ACTIVITY:
Whenever the string "quadratus" turns up in a line below, that line should be copied.

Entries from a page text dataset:
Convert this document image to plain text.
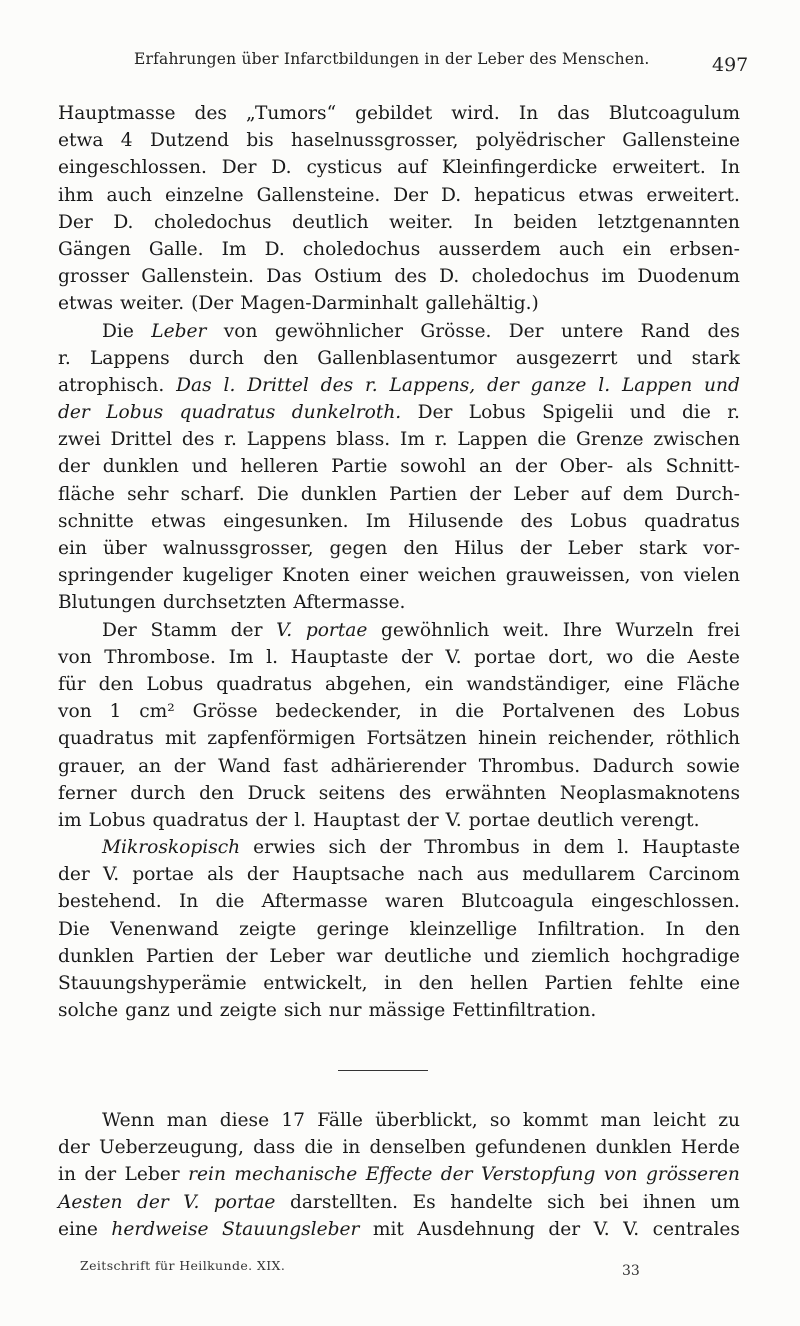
Erfahrungen über Infarctbildungen in der Leber des Menschen.	497
Hauptmasse des „Tumors“ gebildet wird. In das Blutcoagulum
etwa 4 Dutzend bis haselnussgrosser, polyëdrischer Gallensteine
eingeschlossen. Der D. cysticus auf Kleinfingerdicke erweitert. In
ihm auch einzelne Gallensteine. Der D. hepaticus etwas erweitert.
Der D. choledochus deutlich weiter. In beiden letztgenannten
Gängen Galle. Im D. choledochus ausserdem auch ein erbsen-
grosser Gallenstein. Das Ostium des D. choledochus im Duodenum
etwas weiter. (Der Magen-Darminhalt gallehältig.)
Die Leber von gewöhnlicher Grösse. Der untere Rand des
r. Lappens durch den Gallenblasentumor ausgezerrt und stark
atrophisch. Das l. Drittel des r. Lappens, der ganze l. Lappen und
der Lobus quadratus dunkelroth. Der Lobus Spigelii und die r.
zwei Drittel des r. Lappens blass. Im r. Lappen die Grenze zwischen
der dunklen und helleren Partie sowohl an der Ober- als Schnitt-
fläche sehr scharf. Die dunklen Partien der Leber auf dem Durch-
schnitte etwas eingesunken. Im Hilusende des Lobus quadratus
ein über walnussgrosser, gegen den Hilus der Leber stark vor-
springender kugeliger Knoten einer weichen grauweissen, von vielen
Blutungen durchsetzten Aftermasse.
Der Stamm der V. portae gewöhnlich weit. Ihre Wurzeln frei
von Thrombose. Im l. Hauptaste der V. portae dort, wo die Aeste
für den Lobus quadratus abgehen, ein wandständiger, eine Fläche
von 1 cm² Grösse bedeckender, in die Portalvenen des Lobus
quadratus mit zapfenförmigen Fortsätzen hinein reichender, röthlich
grauer, an der Wand fast adhärierender Thrombus. Dadurch sowie
ferner durch den Druck seitens des erwähnten Neoplasmaknotens
im Lobus quadratus der l. Hauptast der V. portae deutlich verengt.
Mikroskopisch erwies sich der Thrombus in dem l. Hauptaste
der V. portae als der Hauptsache nach aus medullarem Carcinom
bestehend. In die Aftermasse waren Blutcoagula eingeschlossen.
Die Venenwand zeigte geringe kleinzellige Infiltration. In den
dunklen Partien der Leber war deutliche und ziemlich hochgradige
Stauungshyperämie entwickelt, in den hellen Partien fehlte eine
solche ganz und zeigte sich nur mässige Fettinfiltration.
Wenn man diese 17 Fälle überblickt, so kommt man leicht zu
der Ueberzeugung, dass die in denselben gefundenen dunklen Herde
in der Leber rein mechanische Effecte der Verstopfung von grösseren
Aesten der V. portae darstellten. Es handelte sich bei ihnen um
eine herdweise Stauungsleber mit Ausdehnung der V. V. centrales
Zeitschrift für Heilkunde. XIX.	33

THE ANSWER:
der Lobus quadratus dunkelroth. Der Lobus Spigelii und die r.
schnitte etwas eingesunken. Im Hilusende des Lobus quadratus
für den Lobus quadratus abgehen, ein wandständiger, eine Fläche
quadratus mit zapfenförmigen Fortsätzen hinein reichender, röthlich
im Lobus quadratus der l. Hauptast der V. portae deutlich verengt.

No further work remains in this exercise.